TEXT FOR ANALYSIS:
§ §

WASHINGTON—A close look at the $124.2 emergency-spending bill that Congress passed reveals that much of the spending above the $91.5 billion that President Bush requested for the wars in Iraq and Afghanistan is for items that both Republicans and Democrats support.

The bill, however, also sets a date for beginning a military withdrawal and demands that the Iraqi government take actions to help end the violence, and Bush has vowed to veto it because he won't accept a timetable for a U.S. withdrawal from Iraq.

"I really think it's a mistake for Congress to try to tell generals, our military experts, how to conduct a war," said the president, whose civilian aides did tell generals how few troops they'd need in Iraq, how fast they'd be able to leave and how easy it would be to secure the country.

Bush also said that Congress had added spending that didn't belong in the bill, which was meant to provide emergency spending. "Maybe they're important issues, but they ought to be debated in the normal course of business," he said Friday.

§ §

SOURCE MATERIAL:
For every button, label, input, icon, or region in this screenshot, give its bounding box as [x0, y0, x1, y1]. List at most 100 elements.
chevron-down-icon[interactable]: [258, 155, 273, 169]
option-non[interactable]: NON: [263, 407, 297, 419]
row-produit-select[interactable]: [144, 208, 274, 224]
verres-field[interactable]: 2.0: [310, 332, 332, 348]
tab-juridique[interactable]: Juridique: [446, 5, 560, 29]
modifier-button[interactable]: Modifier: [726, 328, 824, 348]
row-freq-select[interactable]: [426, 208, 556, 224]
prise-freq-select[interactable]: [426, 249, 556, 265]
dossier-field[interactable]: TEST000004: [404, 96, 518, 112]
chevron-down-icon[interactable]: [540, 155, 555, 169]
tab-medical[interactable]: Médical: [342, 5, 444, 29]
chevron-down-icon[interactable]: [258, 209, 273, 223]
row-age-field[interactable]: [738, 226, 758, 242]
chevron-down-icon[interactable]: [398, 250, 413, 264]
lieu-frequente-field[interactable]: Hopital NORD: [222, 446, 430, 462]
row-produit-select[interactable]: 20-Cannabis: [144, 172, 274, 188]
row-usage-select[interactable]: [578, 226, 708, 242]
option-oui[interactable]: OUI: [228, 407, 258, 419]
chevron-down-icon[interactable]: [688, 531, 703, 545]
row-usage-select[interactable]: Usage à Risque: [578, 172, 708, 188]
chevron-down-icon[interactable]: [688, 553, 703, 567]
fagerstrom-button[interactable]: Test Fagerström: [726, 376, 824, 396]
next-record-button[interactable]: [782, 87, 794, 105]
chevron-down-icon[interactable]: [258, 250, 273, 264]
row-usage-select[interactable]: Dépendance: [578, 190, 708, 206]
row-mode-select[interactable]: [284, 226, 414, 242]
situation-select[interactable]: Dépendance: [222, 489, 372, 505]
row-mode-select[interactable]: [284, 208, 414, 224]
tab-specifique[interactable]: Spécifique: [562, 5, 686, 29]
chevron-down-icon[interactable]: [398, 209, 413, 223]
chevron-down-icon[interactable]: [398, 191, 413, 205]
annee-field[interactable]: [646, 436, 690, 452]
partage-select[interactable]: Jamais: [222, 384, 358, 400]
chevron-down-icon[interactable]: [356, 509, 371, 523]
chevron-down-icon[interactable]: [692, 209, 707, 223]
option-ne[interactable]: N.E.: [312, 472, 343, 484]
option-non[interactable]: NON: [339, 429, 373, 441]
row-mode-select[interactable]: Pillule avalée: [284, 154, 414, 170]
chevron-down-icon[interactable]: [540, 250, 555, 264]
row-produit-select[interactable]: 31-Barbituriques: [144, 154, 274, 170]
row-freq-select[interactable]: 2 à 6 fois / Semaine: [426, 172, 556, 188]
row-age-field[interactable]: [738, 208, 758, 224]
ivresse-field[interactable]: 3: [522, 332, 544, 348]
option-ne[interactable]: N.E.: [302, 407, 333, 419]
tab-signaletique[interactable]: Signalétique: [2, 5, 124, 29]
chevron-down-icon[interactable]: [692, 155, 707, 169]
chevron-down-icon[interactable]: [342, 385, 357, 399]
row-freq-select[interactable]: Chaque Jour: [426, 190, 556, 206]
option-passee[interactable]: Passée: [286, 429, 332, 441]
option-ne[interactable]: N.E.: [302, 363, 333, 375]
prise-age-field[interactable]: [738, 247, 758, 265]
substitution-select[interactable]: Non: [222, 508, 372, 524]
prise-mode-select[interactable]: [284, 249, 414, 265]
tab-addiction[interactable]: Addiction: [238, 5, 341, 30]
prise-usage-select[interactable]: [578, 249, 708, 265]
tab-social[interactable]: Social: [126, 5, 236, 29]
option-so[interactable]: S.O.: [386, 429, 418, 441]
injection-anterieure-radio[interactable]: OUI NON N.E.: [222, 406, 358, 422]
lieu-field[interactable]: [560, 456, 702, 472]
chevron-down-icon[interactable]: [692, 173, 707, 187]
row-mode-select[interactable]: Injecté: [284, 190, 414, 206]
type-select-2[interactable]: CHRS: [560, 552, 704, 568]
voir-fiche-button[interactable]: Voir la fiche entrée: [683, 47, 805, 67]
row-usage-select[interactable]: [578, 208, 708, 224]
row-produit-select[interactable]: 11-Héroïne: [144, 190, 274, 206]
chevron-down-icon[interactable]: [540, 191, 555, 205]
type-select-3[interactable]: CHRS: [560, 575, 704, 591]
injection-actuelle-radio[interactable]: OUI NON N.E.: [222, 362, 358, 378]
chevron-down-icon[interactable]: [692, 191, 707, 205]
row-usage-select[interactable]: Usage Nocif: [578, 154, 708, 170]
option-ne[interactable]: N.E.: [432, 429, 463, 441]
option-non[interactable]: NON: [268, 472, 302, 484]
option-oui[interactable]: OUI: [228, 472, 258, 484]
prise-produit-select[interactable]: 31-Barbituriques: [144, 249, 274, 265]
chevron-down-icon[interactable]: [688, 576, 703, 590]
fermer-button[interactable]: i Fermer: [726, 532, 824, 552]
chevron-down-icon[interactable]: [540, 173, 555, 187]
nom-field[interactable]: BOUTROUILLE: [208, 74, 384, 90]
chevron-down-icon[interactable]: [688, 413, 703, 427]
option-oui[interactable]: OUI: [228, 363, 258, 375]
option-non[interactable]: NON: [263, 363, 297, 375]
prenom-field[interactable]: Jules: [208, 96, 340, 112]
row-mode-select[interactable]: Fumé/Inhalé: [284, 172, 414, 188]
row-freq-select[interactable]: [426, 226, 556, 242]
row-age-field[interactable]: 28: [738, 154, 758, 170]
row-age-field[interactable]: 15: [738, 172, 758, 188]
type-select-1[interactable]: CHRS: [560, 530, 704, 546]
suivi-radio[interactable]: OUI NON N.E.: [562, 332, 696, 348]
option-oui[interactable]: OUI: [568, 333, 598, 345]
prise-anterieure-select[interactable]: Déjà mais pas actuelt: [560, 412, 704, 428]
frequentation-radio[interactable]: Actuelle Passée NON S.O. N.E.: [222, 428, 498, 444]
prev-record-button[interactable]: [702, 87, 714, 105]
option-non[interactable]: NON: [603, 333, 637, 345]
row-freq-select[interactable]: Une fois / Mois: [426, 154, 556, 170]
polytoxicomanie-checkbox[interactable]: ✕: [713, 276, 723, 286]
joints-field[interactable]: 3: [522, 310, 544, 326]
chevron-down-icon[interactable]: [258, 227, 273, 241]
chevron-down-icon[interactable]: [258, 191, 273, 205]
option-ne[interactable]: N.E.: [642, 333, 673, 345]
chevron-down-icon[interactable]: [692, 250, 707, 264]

§ §

WHAT IS NEEDED: Transcribe the part of the emergency-spending bill article above from "Bush also said" to "he said Friday.", keeping every word and punctuation mark unchanged.

YOUR SOLUTION:
Bush also said that Congress had added spending that didn't belong in the bill, which was meant to provide emergency spending. "Maybe they're important issues, but they ought to be debated in the normal course of business," he said Friday.